***** DATA FOR PROCESSING
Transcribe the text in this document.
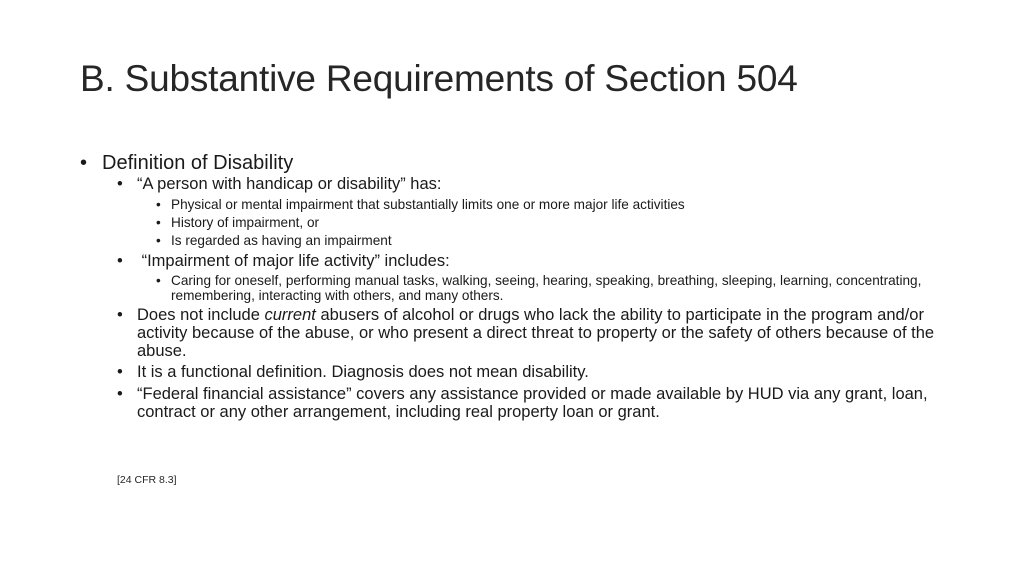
B. Substantive Requirements of Section 504
• Definition of Disability
• “A person with handicap or disability” has:
• Physical or mental impairment that substantially limits one or more major life activities
• History of impairment, or
• Is regarded as having an impairment
• “Impairment of major life activity” includes:
• Caring for oneself, performing manual tasks, walking, seeing, hearing, speaking, breathing, sleeping, learning, concentrating, remembering, interacting with others, and many others.
• Does not include current abusers of alcohol or drugs who lack the ability to participate in the program and/or activity because of the abuse, or who present a direct threat to property or the safety of others because of the abuse.
• It is a functional definition. Diagnosis does not mean disability.
• “Federal financial assistance” covers any assistance provided or made available by HUD via any grant, loan, contract or any other arrangement, including real property loan or grant.
[24 CFR 8.3]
**********
THE REQUEST:
Give the entries again without a single change, but with no pictures.

EXERCISE SOLUTION:
Transcribe the text in this document.
B. Substantive Requirements of Section 504
• Definition of Disability
• “A person with handicap or disability” has:
• Physical or mental impairment that substantially limits one or more major life activities
• History of impairment, or
• Is regarded as having an impairment
• “Impairment of major life activity” includes:
• Caring for oneself, performing manual tasks, walking, seeing, hearing, speaking, breathing, sleeping, learning, concentrating, remembering, interacting with others, and many others.
• Does not include current abusers of alcohol or drugs who lack the ability to participate in the program and/or activity because of the abuse, or who present a direct threat to property or the safety of others because of the abuse.
• It is a functional definition. Diagnosis does not mean disability.
• “Federal financial assistance” covers any assistance provided or made available by HUD via any grant, loan, contract or any other arrangement, including real property loan or grant.
[24 CFR 8.3]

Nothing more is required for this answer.